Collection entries
-- START --

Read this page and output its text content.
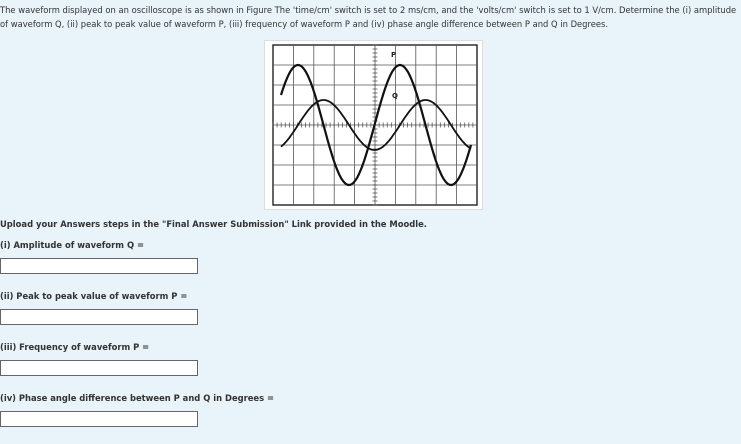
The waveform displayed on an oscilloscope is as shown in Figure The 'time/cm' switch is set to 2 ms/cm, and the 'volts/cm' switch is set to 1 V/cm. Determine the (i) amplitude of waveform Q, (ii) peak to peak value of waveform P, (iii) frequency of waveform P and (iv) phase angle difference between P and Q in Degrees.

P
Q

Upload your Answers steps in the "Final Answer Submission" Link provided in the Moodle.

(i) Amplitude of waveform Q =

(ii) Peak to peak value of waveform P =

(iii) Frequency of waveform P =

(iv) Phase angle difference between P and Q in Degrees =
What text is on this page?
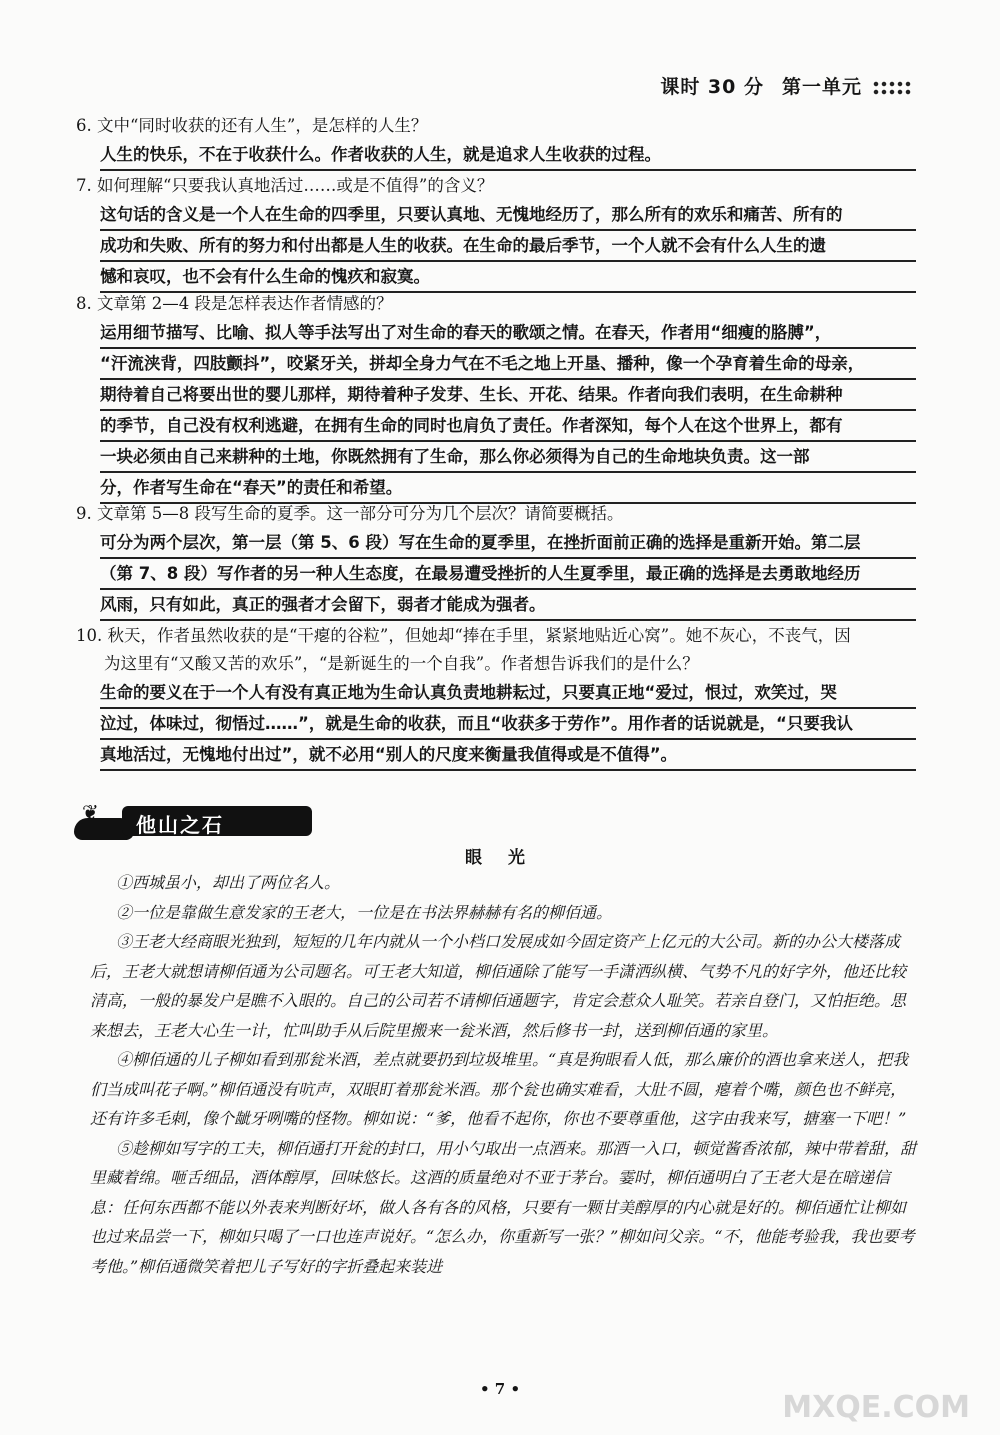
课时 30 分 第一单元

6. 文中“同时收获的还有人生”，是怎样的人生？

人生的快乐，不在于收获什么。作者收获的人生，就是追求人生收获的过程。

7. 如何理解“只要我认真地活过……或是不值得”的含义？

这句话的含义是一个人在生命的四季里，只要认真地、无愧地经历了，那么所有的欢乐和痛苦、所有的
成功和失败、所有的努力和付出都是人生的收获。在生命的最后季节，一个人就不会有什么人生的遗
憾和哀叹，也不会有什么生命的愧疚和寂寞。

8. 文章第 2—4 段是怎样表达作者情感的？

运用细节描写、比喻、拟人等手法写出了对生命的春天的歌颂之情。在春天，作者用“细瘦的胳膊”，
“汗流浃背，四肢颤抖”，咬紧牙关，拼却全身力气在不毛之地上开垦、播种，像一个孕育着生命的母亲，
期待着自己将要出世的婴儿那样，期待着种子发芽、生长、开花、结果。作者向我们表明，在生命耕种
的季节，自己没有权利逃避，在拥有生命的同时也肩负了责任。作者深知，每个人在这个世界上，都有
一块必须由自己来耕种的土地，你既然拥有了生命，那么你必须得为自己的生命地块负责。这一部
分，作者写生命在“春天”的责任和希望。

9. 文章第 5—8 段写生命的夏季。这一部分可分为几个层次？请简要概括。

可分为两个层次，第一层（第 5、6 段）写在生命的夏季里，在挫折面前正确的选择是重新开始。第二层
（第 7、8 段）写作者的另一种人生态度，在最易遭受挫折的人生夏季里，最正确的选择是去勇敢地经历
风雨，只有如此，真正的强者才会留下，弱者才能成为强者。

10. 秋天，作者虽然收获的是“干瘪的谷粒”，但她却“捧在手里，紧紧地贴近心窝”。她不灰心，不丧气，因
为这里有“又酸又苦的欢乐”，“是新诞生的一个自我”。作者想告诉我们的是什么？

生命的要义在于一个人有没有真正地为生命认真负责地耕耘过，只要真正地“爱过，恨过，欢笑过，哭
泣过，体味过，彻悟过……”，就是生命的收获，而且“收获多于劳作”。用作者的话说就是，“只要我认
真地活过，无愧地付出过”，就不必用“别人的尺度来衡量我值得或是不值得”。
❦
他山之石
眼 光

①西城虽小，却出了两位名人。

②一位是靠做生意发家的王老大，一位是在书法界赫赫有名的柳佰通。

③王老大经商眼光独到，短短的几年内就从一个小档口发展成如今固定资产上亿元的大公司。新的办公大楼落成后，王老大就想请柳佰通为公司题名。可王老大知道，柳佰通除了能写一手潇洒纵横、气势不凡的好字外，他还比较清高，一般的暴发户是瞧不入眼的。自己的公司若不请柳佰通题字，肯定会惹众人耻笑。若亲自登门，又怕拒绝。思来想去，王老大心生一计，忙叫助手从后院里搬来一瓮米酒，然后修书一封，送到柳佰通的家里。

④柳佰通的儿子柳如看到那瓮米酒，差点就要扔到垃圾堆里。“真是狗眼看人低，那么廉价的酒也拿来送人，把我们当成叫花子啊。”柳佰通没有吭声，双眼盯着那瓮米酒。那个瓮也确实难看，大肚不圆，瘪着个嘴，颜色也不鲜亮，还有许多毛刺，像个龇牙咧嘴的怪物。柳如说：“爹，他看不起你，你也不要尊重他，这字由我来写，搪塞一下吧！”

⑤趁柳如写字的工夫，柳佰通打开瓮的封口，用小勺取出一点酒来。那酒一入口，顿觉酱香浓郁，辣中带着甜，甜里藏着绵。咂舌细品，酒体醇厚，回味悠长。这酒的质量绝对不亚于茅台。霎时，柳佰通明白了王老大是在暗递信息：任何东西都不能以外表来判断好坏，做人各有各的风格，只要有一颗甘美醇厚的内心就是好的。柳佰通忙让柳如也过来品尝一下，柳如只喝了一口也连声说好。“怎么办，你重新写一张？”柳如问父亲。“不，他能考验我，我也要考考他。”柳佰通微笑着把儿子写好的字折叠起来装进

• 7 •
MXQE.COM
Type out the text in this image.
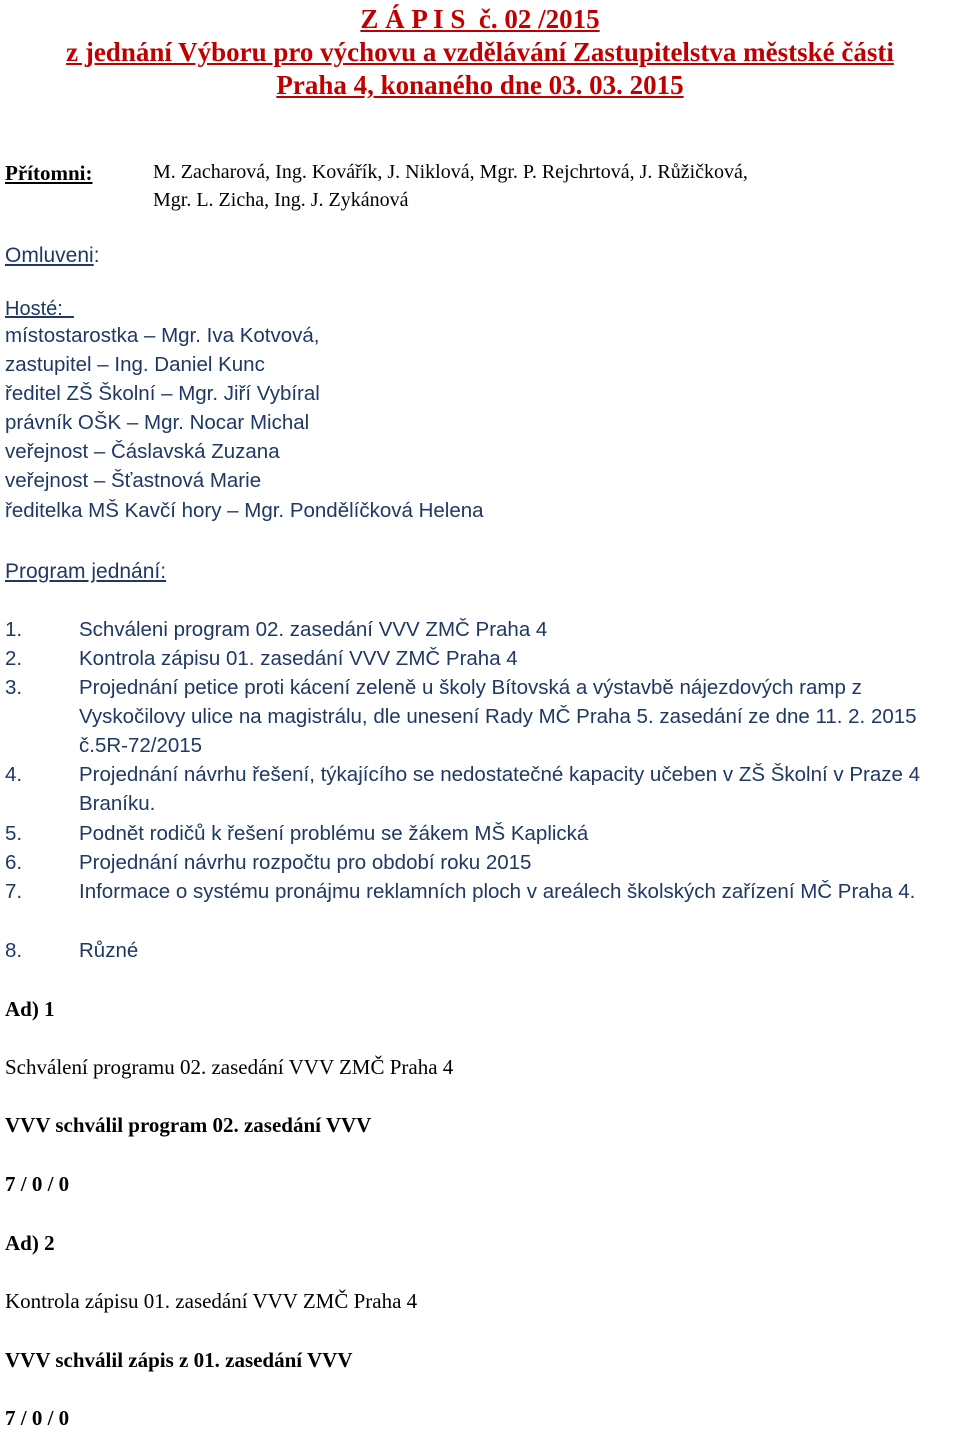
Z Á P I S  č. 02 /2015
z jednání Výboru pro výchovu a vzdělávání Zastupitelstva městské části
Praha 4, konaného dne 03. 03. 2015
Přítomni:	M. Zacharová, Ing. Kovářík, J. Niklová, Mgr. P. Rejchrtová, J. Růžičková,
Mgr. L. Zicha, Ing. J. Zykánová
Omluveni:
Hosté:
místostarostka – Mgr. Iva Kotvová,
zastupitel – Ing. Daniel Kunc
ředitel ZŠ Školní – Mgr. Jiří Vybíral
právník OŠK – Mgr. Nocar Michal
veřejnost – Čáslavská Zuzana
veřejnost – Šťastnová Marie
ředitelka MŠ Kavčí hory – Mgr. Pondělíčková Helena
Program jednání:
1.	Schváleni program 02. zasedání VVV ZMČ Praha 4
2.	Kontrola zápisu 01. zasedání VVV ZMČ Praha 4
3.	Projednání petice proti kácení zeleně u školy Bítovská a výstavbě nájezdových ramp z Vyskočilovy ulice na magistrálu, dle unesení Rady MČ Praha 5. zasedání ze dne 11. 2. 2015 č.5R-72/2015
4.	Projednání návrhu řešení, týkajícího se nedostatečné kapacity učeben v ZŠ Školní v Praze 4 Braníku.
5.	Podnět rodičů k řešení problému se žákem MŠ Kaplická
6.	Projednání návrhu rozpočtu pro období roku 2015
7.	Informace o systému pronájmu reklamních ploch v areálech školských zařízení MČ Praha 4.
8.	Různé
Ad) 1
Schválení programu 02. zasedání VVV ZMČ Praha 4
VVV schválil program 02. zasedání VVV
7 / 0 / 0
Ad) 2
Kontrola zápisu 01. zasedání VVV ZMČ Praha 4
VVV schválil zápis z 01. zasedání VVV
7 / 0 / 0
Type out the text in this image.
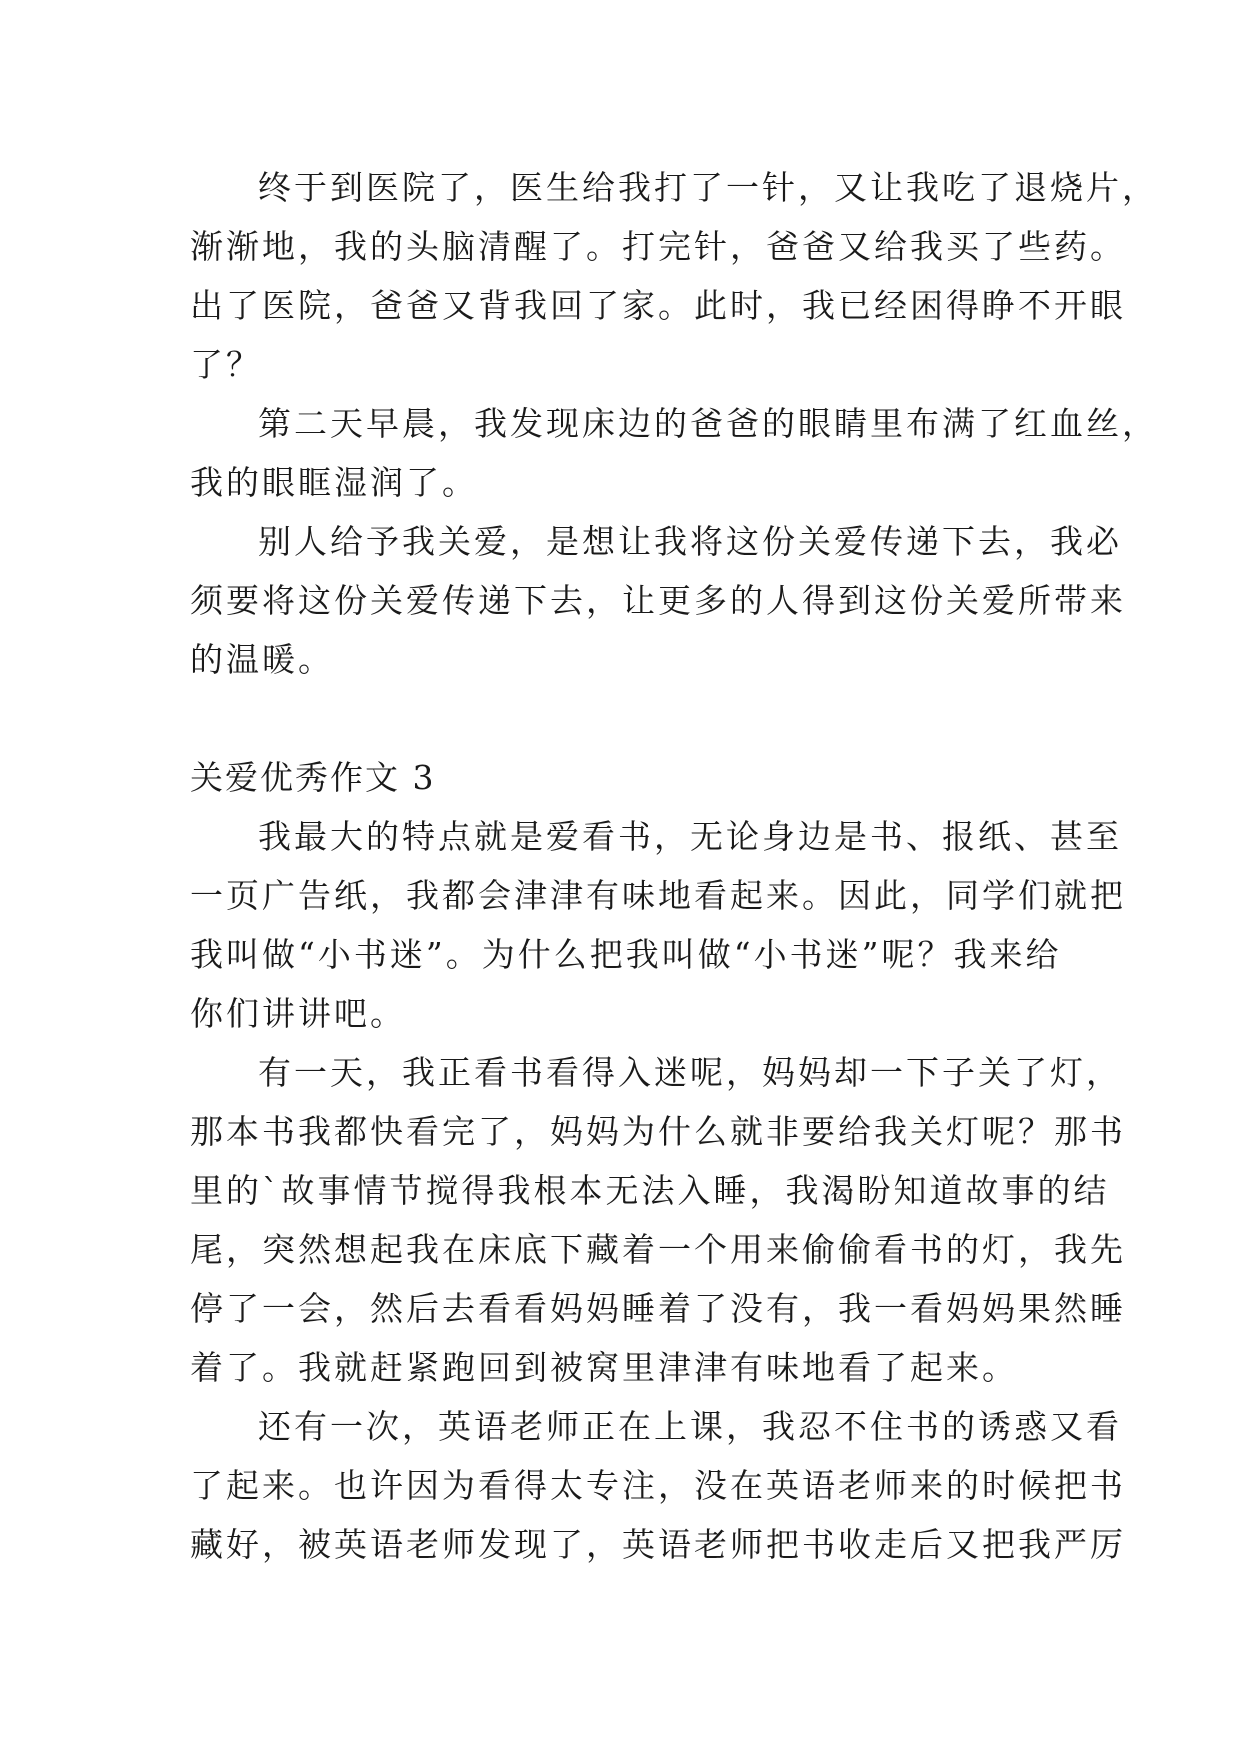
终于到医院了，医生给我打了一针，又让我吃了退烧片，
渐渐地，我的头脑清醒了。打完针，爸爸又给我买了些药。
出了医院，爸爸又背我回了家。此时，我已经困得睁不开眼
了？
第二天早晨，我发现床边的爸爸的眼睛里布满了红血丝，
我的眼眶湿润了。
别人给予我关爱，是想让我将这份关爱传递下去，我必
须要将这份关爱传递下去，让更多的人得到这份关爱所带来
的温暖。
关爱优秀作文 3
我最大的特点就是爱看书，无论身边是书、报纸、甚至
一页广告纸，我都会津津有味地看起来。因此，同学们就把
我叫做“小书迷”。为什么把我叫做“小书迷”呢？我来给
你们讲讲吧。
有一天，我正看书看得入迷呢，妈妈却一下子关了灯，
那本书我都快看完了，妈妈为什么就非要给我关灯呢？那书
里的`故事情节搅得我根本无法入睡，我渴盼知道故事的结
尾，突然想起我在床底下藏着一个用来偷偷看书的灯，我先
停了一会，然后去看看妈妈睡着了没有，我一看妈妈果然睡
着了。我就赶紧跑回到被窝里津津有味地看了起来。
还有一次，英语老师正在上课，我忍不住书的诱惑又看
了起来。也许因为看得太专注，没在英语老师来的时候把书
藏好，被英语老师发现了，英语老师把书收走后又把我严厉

-- END --

● **Short problem**: Where a line above includes "Praha", copy that line.

● **Reply**:
Praha 4, konaného dne 03. 03. 2015
1.	Schváleni program 02. zasedání VVV ZMČ Praha 4
2.	Kontrola zápisu 01. zasedání VVV ZMČ Praha 4
3.	Projednání petice proti kácení zeleně u školy Bítovská a výstavbě nájezdových ramp z Vyskočilovy ulice na magistrálu, dle unesení Rady MČ Praha 5. zasedání ze dne 11. 2. 2015 č.5R-72/2015
7.	Informace o systému pronájmu reklamních ploch v areálech školských zařízení MČ Praha 4.
Schválení programu 02. zasedání VVV ZMČ Praha 4
Kontrola zápisu 01. zasedání VVV ZMČ Praha 4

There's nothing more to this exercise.